▶ [Written exercise]:
Which lines hold the string "ساتھ"? Copy every one of them.

▶ [Dataset records]:
--------

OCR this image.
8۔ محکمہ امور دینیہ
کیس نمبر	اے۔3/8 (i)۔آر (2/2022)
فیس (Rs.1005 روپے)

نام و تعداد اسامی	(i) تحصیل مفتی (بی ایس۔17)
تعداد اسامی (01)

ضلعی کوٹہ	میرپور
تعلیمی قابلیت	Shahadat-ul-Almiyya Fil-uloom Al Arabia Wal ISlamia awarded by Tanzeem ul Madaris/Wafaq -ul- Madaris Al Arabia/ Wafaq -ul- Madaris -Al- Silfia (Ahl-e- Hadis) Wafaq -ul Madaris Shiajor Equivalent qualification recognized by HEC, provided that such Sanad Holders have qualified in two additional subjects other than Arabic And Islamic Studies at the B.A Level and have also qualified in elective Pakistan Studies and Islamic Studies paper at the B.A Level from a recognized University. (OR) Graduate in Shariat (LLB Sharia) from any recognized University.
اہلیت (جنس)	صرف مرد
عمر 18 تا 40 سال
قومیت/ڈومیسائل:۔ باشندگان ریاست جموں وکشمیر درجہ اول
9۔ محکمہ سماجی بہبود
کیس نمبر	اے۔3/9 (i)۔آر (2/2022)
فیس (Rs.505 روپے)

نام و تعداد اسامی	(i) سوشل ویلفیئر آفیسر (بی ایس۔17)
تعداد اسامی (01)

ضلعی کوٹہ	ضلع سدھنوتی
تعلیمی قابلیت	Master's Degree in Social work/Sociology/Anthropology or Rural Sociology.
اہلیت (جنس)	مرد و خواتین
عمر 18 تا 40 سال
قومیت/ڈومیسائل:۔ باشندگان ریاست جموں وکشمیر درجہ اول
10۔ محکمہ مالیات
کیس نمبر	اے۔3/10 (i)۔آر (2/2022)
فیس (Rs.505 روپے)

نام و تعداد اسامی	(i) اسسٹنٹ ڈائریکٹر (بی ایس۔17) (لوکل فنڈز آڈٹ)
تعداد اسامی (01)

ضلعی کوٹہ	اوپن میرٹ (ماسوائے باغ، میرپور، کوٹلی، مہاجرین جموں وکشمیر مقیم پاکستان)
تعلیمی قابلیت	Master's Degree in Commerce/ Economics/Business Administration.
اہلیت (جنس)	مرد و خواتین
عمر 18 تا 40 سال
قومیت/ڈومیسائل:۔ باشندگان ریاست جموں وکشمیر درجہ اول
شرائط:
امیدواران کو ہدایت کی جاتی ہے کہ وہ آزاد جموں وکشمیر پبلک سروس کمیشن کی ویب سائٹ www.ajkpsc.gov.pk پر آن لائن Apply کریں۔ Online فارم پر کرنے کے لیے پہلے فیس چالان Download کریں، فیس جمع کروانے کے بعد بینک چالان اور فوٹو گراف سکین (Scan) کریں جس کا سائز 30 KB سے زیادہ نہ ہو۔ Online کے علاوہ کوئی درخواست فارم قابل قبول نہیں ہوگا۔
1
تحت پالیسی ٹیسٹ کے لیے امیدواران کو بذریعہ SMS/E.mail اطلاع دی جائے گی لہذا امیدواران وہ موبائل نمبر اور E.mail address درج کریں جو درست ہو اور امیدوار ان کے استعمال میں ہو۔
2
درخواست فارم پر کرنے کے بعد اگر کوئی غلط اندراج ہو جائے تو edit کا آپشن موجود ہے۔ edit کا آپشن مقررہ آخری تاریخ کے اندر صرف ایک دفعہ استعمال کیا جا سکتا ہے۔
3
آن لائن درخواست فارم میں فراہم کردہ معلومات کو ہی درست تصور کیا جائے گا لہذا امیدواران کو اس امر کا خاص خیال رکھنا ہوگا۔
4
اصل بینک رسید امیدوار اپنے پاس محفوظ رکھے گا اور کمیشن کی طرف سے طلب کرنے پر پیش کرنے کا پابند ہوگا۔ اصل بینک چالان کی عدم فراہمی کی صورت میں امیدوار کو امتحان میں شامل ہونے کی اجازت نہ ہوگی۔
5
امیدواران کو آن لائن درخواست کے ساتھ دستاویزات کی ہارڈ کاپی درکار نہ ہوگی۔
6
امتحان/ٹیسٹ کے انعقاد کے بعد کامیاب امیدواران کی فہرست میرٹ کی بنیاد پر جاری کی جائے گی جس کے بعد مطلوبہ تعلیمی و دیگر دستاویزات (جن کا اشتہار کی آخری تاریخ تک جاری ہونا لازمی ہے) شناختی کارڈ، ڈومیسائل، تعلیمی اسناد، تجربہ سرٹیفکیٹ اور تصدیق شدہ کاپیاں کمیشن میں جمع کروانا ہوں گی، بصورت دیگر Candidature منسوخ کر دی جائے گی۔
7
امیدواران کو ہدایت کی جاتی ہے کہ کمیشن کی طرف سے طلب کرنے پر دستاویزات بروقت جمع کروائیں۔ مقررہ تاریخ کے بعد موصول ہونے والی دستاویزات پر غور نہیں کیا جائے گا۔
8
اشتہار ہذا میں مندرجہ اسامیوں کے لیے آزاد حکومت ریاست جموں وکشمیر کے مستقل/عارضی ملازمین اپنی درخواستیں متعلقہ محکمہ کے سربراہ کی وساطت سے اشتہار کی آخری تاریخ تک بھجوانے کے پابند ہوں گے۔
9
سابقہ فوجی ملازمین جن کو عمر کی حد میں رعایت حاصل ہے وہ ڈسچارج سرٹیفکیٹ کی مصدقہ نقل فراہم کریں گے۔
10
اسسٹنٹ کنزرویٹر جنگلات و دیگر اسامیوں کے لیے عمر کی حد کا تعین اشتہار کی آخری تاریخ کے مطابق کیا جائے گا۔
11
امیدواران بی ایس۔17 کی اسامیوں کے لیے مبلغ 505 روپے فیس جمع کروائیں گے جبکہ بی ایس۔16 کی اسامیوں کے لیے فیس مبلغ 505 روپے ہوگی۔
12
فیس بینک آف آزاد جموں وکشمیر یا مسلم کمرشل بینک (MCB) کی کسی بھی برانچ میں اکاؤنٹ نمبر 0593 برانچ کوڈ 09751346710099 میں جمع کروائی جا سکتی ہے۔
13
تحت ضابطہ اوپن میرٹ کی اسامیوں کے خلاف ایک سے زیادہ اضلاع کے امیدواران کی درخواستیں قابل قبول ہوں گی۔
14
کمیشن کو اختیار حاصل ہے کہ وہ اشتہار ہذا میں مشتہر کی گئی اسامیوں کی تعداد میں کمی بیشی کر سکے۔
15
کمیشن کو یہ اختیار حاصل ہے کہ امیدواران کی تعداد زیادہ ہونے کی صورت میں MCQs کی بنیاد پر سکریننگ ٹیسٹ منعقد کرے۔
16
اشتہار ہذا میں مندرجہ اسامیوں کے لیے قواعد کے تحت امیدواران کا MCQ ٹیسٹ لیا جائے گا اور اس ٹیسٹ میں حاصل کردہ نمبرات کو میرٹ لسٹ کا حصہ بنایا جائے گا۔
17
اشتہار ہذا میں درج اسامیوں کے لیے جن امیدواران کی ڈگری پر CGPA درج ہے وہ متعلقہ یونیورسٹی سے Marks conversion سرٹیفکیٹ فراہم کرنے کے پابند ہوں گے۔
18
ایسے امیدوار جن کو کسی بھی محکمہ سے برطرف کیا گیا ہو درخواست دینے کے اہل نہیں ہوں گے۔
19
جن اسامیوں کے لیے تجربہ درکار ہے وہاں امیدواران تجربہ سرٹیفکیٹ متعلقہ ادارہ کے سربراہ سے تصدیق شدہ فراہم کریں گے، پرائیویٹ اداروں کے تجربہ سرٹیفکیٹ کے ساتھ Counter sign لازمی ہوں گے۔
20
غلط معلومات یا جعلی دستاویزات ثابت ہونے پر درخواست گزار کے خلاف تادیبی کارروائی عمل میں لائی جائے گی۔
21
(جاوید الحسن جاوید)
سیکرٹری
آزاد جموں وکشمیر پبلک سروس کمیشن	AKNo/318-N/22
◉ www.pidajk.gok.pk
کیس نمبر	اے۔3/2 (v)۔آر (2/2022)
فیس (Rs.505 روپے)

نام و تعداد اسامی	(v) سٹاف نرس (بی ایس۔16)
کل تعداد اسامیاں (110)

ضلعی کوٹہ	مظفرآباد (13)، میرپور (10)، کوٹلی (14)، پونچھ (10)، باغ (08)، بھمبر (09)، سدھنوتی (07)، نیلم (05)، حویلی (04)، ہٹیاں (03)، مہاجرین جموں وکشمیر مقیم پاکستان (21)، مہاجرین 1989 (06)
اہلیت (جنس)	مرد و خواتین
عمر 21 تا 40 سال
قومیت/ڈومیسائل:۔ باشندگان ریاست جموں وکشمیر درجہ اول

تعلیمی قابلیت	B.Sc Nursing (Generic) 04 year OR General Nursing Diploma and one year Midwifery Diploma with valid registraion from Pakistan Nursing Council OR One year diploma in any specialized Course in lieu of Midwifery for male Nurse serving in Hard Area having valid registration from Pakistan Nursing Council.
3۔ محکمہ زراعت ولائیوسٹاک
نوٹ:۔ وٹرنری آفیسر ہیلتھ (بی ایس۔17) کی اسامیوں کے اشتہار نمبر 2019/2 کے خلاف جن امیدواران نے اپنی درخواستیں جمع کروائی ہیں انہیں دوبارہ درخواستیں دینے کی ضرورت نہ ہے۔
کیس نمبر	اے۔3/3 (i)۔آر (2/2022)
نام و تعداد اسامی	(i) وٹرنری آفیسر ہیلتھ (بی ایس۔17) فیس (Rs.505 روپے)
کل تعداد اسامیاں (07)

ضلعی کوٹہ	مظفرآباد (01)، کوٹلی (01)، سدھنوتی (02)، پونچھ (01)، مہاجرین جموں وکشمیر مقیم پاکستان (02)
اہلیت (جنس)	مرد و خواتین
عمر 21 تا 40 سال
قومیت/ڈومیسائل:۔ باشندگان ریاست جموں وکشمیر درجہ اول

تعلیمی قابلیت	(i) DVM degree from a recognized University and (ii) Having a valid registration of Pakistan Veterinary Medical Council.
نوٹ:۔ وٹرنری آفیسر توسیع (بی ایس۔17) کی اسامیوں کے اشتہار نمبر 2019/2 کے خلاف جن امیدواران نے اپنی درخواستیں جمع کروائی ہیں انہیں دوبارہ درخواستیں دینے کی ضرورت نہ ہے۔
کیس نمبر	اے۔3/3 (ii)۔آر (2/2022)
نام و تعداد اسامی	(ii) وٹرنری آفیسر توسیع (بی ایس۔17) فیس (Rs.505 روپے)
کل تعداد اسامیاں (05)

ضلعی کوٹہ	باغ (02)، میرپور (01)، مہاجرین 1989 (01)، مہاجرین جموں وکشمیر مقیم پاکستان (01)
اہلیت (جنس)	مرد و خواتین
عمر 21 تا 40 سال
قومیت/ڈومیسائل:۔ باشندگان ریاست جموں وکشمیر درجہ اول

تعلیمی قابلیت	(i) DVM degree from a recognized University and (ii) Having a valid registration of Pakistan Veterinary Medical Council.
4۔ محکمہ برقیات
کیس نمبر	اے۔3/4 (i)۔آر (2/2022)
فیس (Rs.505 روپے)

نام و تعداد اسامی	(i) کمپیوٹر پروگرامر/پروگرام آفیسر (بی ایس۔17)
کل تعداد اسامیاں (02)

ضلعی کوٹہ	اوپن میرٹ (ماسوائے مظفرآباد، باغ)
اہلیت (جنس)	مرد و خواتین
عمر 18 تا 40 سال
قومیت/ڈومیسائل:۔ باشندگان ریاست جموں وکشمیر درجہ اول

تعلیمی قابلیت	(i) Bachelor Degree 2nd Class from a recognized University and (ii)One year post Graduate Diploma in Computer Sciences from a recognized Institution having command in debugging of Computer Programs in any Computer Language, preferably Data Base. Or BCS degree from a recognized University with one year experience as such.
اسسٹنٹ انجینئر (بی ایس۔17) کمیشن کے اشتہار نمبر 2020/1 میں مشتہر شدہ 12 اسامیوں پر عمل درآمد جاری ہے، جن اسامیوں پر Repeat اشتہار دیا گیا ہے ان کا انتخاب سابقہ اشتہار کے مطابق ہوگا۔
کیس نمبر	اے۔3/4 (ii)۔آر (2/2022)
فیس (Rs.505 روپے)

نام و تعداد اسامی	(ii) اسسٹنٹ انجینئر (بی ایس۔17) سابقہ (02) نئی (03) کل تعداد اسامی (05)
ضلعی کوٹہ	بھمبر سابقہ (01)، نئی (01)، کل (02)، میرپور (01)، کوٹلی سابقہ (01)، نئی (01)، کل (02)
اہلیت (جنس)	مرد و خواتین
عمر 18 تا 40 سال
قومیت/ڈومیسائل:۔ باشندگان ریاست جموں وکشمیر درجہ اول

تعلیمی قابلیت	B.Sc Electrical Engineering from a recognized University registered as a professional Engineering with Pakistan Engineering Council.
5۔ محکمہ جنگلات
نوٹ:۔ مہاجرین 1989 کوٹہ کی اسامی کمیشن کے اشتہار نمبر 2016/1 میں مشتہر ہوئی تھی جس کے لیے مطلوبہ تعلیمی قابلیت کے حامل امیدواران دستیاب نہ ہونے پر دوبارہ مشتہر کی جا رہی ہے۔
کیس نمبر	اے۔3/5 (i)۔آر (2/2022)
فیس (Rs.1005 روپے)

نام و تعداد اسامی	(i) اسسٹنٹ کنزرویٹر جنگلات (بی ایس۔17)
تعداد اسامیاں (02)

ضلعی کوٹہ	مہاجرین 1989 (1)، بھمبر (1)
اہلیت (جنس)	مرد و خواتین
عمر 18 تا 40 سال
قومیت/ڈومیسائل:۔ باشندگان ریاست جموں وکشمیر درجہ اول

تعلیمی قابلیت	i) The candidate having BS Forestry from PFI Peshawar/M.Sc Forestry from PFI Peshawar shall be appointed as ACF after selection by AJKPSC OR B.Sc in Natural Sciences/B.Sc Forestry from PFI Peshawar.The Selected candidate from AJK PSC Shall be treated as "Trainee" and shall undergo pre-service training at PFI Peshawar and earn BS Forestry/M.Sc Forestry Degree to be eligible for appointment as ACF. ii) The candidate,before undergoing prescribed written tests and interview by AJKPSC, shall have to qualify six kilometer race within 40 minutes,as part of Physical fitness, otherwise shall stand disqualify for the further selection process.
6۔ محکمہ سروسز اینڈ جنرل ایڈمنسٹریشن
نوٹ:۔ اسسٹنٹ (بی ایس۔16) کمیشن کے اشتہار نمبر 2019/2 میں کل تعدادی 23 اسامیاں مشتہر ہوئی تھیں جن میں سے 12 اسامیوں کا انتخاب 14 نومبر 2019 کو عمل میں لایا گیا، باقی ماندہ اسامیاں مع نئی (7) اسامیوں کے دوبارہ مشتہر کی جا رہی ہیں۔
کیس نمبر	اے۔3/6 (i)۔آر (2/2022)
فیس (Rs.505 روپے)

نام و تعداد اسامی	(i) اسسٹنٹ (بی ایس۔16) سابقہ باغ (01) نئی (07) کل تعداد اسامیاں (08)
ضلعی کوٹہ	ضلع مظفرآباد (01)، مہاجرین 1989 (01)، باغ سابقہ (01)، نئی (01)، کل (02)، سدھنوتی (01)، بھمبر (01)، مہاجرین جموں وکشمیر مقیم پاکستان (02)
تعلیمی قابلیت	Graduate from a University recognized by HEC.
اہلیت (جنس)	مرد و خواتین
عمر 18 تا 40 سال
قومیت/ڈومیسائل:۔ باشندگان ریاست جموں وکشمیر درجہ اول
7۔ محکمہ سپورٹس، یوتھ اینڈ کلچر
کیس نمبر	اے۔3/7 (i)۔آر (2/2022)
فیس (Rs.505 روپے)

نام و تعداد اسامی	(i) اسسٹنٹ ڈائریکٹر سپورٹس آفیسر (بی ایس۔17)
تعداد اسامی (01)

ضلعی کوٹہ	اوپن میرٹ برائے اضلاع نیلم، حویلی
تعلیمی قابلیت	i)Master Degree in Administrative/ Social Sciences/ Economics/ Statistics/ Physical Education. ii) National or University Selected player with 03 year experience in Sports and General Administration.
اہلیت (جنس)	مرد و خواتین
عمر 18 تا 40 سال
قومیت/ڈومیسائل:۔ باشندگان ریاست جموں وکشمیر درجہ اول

--------

▶ [Solution below]:
امیدواران کو آن لائن درخواست کے ساتھ دستاویزات کی ہارڈ کاپی درکار نہ ہوگی۔
جن اسامیوں کے لیے تجربہ درکار ہے وہاں امیدواران تجربہ سرٹیفکیٹ متعلقہ ادارہ کے سربراہ سے تصدیق شدہ فراہم کریں گے، پرائیویٹ اداروں کے تجربہ سرٹیفکیٹ کے ساتھ Counter sign لازمی ہوں گے۔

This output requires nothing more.